• PROBLEM DETAILS
Give every line back verbatim, dropping all images.

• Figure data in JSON
<<<<

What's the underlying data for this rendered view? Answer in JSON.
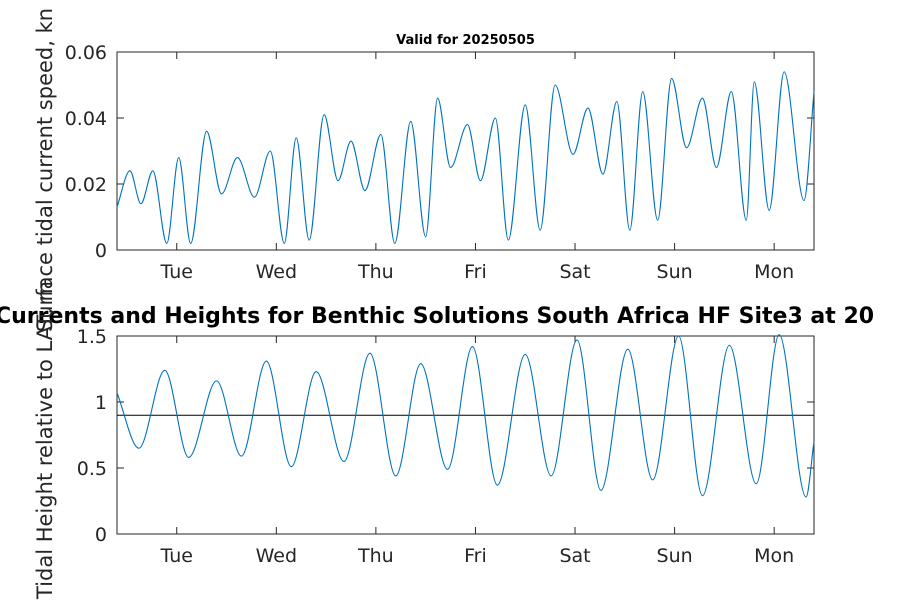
{
  "figure": {
    "overlay_title": "Currents and Heights for Benthic Solutions South Africa HF Site3 at 20"
  },
  "chart_data": [
    {
      "type": "line",
      "title": "Valid for 20250505",
      "xlabel": "",
      "ylabel": "Surface tidal current speed, kn",
      "x_unit": "days since Mon 00:00",
      "xlim": [
        0.4,
        7.4
      ],
      "x_ticks": [
        1,
        2,
        3,
        4,
        5,
        6,
        7
      ],
      "x_tick_labels": [
        "Tue",
        "Wed",
        "Thu",
        "Fri",
        "Sat",
        "Sun",
        "Mon"
      ],
      "ylim": [
        0,
        0.06
      ],
      "y_ticks": [
        0,
        0.02,
        0.04,
        0.06
      ],
      "y_tick_labels": [
        "0",
        "0.02",
        "0.04",
        "0.06"
      ],
      "grid": false,
      "series": [
        {
          "color": "#0072bd",
          "x": [
            0.4,
            0.53,
            0.64,
            0.76,
            0.9,
            1.02,
            1.14,
            1.3,
            1.45,
            1.61,
            1.78,
            1.94,
            2.08,
            2.2,
            2.33,
            2.48,
            2.62,
            2.75,
            2.89,
            3.05,
            3.19,
            3.35,
            3.5,
            3.62,
            3.75,
            3.92,
            4.05,
            4.2,
            4.33,
            4.5,
            4.65,
            4.8,
            4.98,
            5.13,
            5.28,
            5.42,
            5.55,
            5.68,
            5.83,
            5.97,
            6.12,
            6.28,
            6.42,
            6.57,
            6.72,
            6.8,
            6.95,
            7.1,
            7.3,
            7.4
          ],
          "y": [
            0.013,
            0.024,
            0.014,
            0.024,
            0.002,
            0.028,
            0.002,
            0.036,
            0.017,
            0.028,
            0.016,
            0.03,
            0.002,
            0.034,
            0.003,
            0.041,
            0.021,
            0.033,
            0.018,
            0.035,
            0.002,
            0.039,
            0.004,
            0.046,
            0.025,
            0.038,
            0.021,
            0.04,
            0.003,
            0.044,
            0.006,
            0.05,
            0.029,
            0.043,
            0.023,
            0.045,
            0.006,
            0.048,
            0.009,
            0.052,
            0.031,
            0.046,
            0.025,
            0.048,
            0.009,
            0.051,
            0.012,
            0.054,
            0.015,
            0.048
          ]
        }
      ]
    },
    {
      "type": "line",
      "title": "",
      "xlabel": "",
      "ylabel": "Tidal Height relative to LAT, m",
      "x_unit": "days since Mon 00:00",
      "xlim": [
        0.4,
        7.4
      ],
      "x_ticks": [
        1,
        2,
        3,
        4,
        5,
        6,
        7
      ],
      "x_tick_labels": [
        "Tue",
        "Wed",
        "Thu",
        "Fri",
        "Sat",
        "Sun",
        "Mon"
      ],
      "ylim": [
        0,
        1.5
      ],
      "y_ticks": [
        0,
        0.5,
        1,
        1.5
      ],
      "y_tick_labels": [
        "0",
        "0.5",
        "1",
        "1.5"
      ],
      "grid": false,
      "reference_line": {
        "y": 0.9,
        "color": "#000000"
      },
      "series": [
        {
          "color": "#0072bd",
          "x": [
            0.4,
            0.62,
            0.88,
            1.12,
            1.4,
            1.65,
            1.9,
            2.15,
            2.4,
            2.68,
            2.94,
            3.2,
            3.45,
            3.72,
            3.97,
            4.22,
            4.5,
            4.76,
            5.02,
            5.26,
            5.53,
            5.78,
            6.04,
            6.28,
            6.55,
            6.82,
            7.05,
            7.32,
            7.4
          ],
          "y": [
            1.07,
            0.65,
            1.24,
            0.58,
            1.16,
            0.59,
            1.31,
            0.51,
            1.23,
            0.55,
            1.37,
            0.44,
            1.29,
            0.49,
            1.42,
            0.37,
            1.36,
            0.44,
            1.47,
            0.33,
            1.4,
            0.41,
            1.5,
            0.29,
            1.43,
            0.38,
            1.51,
            0.28,
            0.7
          ]
        }
      ]
    }
  ]
}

>>>>

• SOLUTION
What's the underlying data for this rendered view? Answer in JSON.
{
  "figure": {
    "overlay_title": "Currents and Heights for Benthic Solutions South Africa HF Site3 at 20"
  },
  "chart_data": [
    {
      "type": "line",
      "title": "Valid for 20250505",
      "xlabel": "",
      "ylabel": "Surface tidal current speed, kn",
      "x_unit": "days since Mon 00:00",
      "xlim": [
        0.4,
        7.4
      ],
      "x_ticks": [
        1,
        2,
        3,
        4,
        5,
        6,
        7
      ],
      "x_tick_labels": [
        "Tue",
        "Wed",
        "Thu",
        "Fri",
        "Sat",
        "Sun",
        "Mon"
      ],
      "ylim": [
        0,
        0.06
      ],
      "y_ticks": [
        0,
        0.02,
        0.04,
        0.06
      ],
      "y_tick_labels": [
        "0",
        "0.02",
        "0.04",
        "0.06"
      ],
      "grid": false,
      "series": [
        {
          "color": "#0072bd",
          "x": [
            0.4,
            0.53,
            0.64,
            0.76,
            0.9,
            1.02,
            1.14,
            1.3,
            1.45,
            1.61,
            1.78,
            1.94,
            2.08,
            2.2,
            2.33,
            2.48,
            2.62,
            2.75,
            2.89,
            3.05,
            3.19,
            3.35,
            3.5,
            3.62,
            3.75,
            3.92,
            4.05,
            4.2,
            4.33,
            4.5,
            4.65,
            4.8,
            4.98,
            5.13,
            5.28,
            5.42,
            5.55,
            5.68,
            5.83,
            5.97,
            6.12,
            6.28,
            6.42,
            6.57,
            6.72,
            6.8,
            6.95,
            7.1,
            7.3,
            7.4
          ],
          "y": [
            0.013,
            0.024,
            0.014,
            0.024,
            0.002,
            0.028,
            0.002,
            0.036,
            0.017,
            0.028,
            0.016,
            0.03,
            0.002,
            0.034,
            0.003,
            0.041,
            0.021,
            0.033,
            0.018,
            0.035,
            0.002,
            0.039,
            0.004,
            0.046,
            0.025,
            0.038,
            0.021,
            0.04,
            0.003,
            0.044,
            0.006,
            0.05,
            0.029,
            0.043,
            0.023,
            0.045,
            0.006,
            0.048,
            0.009,
            0.052,
            0.031,
            0.046,
            0.025,
            0.048,
            0.009,
            0.051,
            0.012,
            0.054,
            0.015,
            0.048
          ]
        }
      ]
    },
    {
      "type": "line",
      "title": "",
      "xlabel": "",
      "ylabel": "Tidal Height relative to LAT, m",
      "x_unit": "days since Mon 00:00",
      "xlim": [
        0.4,
        7.4
      ],
      "x_ticks": [
        1,
        2,
        3,
        4,
        5,
        6,
        7
      ],
      "x_tick_labels": [
        "Tue",
        "Wed",
        "Thu",
        "Fri",
        "Sat",
        "Sun",
        "Mon"
      ],
      "ylim": [
        0,
        1.5
      ],
      "y_ticks": [
        0,
        0.5,
        1,
        1.5
      ],
      "y_tick_labels": [
        "0",
        "0.5",
        "1",
        "1.5"
      ],
      "grid": false,
      "reference_line": {
        "y": 0.9,
        "color": "#000000"
      },
      "series": [
        {
          "color": "#0072bd",
          "x": [
            0.4,
            0.62,
            0.88,
            1.12,
            1.4,
            1.65,
            1.9,
            2.15,
            2.4,
            2.68,
            2.94,
            3.2,
            3.45,
            3.72,
            3.97,
            4.22,
            4.5,
            4.76,
            5.02,
            5.26,
            5.53,
            5.78,
            6.04,
            6.28,
            6.55,
            6.82,
            7.05,
            7.32,
            7.4
          ],
          "y": [
            1.07,
            0.65,
            1.24,
            0.58,
            1.16,
            0.59,
            1.31,
            0.51,
            1.23,
            0.55,
            1.37,
            0.44,
            1.29,
            0.49,
            1.42,
            0.37,
            1.36,
            0.44,
            1.47,
            0.33,
            1.4,
            0.41,
            1.5,
            0.29,
            1.43,
            0.38,
            1.51,
            0.28,
            0.7
          ]
        }
      ]
    }
  ]
}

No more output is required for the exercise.